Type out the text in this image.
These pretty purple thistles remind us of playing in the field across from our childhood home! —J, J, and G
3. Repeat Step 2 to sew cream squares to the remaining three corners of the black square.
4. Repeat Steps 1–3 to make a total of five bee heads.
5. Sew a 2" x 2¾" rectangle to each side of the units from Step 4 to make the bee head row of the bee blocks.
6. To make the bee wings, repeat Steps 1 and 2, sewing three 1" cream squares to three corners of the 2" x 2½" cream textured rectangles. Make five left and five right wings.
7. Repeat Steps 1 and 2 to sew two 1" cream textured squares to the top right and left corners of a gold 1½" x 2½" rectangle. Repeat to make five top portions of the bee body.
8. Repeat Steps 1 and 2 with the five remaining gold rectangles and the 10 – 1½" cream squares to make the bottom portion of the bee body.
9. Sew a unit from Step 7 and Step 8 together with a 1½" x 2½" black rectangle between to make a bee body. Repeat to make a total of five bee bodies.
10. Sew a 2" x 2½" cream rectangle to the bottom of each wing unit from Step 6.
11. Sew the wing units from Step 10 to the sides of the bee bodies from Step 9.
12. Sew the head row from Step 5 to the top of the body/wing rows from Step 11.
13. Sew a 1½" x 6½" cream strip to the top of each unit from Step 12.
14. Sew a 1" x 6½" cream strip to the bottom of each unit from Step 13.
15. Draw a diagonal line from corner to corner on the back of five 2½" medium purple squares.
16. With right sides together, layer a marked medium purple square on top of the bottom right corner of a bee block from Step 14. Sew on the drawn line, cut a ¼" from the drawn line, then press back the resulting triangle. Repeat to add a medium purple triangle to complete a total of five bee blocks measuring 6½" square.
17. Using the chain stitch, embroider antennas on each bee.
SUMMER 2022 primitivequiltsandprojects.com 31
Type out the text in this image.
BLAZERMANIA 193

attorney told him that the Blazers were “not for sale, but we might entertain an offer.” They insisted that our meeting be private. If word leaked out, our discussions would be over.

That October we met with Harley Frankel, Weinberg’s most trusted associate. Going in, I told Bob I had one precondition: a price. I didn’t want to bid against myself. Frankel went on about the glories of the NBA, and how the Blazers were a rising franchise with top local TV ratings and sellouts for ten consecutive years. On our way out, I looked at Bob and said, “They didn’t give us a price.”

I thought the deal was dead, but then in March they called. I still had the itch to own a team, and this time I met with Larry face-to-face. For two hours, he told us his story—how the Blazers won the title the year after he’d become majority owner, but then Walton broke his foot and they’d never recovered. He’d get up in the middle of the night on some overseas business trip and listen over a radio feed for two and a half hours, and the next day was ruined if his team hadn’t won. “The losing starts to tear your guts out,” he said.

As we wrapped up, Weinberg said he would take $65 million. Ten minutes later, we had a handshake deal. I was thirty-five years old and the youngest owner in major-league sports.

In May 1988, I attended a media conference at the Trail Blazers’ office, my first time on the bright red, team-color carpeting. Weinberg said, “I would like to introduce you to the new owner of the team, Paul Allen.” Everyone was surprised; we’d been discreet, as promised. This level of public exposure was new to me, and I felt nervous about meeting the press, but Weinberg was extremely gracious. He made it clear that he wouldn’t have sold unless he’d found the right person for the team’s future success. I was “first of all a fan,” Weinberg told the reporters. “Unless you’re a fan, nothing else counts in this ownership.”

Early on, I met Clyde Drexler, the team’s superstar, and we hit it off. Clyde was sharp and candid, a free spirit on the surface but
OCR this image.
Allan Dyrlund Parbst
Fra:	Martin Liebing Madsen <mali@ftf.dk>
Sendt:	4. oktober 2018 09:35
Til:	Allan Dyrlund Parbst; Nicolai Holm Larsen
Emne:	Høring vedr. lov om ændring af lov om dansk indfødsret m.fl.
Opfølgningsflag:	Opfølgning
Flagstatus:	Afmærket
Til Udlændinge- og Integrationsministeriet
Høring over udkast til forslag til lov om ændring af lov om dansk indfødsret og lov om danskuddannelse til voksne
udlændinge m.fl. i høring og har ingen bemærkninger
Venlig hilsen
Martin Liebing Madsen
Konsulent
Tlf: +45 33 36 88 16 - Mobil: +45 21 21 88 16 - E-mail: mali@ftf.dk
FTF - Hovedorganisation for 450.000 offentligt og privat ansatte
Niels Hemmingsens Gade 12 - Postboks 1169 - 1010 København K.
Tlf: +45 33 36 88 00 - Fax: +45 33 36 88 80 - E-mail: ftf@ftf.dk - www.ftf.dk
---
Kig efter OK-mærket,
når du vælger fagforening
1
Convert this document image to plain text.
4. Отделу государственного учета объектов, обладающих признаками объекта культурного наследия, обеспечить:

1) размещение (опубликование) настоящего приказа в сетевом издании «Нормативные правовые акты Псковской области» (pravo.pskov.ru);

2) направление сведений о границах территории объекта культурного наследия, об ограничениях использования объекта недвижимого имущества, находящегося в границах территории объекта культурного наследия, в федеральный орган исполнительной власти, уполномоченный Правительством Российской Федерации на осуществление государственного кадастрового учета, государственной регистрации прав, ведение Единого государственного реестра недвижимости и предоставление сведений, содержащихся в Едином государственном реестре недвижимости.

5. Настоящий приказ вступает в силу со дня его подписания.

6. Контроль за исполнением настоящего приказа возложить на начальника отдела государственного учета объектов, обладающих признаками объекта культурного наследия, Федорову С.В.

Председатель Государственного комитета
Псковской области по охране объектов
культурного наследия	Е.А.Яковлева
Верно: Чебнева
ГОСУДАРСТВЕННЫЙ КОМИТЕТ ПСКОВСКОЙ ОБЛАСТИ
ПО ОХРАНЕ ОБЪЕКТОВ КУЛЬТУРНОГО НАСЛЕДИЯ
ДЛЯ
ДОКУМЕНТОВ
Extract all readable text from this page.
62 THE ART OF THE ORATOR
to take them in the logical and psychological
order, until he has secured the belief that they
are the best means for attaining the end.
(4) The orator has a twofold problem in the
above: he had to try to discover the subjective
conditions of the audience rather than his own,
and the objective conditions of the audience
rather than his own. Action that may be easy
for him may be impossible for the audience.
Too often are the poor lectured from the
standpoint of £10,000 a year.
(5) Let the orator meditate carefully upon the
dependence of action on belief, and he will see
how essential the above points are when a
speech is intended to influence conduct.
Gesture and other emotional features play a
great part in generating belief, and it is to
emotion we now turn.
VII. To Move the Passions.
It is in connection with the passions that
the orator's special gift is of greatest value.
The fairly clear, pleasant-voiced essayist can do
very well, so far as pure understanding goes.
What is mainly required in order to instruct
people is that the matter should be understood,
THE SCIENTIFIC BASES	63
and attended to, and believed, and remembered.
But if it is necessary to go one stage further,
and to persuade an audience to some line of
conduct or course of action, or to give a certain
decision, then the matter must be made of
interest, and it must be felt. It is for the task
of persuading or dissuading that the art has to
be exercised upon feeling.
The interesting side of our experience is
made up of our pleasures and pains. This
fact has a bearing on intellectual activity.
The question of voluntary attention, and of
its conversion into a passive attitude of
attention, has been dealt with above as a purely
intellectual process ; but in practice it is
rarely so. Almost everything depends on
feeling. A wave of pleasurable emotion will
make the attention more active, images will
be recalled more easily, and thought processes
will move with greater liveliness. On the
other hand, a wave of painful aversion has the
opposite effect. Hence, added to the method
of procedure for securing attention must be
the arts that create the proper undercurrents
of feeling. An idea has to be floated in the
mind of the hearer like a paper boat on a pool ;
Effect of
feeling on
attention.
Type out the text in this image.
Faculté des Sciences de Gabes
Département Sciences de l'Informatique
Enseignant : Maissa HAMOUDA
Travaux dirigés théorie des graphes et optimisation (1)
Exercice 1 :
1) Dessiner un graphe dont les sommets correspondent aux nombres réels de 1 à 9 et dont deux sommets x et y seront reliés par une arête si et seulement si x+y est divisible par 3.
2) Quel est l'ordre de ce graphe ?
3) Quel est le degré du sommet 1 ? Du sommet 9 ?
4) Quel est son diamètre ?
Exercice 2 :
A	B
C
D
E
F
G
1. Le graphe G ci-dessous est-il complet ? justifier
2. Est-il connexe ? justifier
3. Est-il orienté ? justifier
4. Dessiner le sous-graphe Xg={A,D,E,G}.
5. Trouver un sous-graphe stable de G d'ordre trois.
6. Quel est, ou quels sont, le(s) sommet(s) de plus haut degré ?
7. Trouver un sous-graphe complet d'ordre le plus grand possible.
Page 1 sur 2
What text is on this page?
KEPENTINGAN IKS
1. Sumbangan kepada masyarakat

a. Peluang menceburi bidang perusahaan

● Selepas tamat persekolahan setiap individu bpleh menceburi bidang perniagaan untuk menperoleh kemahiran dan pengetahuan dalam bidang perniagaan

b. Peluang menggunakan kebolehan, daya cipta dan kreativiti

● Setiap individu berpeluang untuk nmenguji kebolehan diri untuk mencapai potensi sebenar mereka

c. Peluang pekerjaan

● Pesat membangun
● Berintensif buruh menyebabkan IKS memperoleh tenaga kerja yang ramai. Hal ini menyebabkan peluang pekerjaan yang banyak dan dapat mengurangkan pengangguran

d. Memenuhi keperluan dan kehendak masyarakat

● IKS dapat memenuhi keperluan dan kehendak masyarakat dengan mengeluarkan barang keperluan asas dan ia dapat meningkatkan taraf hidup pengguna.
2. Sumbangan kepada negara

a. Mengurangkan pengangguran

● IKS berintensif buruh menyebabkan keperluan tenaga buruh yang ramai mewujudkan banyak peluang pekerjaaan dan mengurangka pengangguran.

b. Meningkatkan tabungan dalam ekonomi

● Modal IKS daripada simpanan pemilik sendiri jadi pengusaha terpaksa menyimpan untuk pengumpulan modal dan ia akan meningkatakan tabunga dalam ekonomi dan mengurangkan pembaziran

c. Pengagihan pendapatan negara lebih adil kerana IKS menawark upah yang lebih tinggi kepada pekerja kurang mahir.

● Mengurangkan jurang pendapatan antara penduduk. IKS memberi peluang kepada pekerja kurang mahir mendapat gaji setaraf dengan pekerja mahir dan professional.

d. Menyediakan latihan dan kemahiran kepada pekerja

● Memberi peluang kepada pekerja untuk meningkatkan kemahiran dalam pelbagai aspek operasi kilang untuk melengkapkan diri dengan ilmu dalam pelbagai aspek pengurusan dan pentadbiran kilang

The problem
From the data above, copy each line that has the string "rectangles".

Correct response
6. To make the bee wings, repeat Steps 1 and 2, sewing three 1" cream squares to three corners of the 2" x 2½" cream textured rectangles. Make five left and five right wings.
8. Repeat Steps 1 and 2 with the five remaining gold rectangles and the 10 – 1½" cream squares to make the bottom portion of the bee body.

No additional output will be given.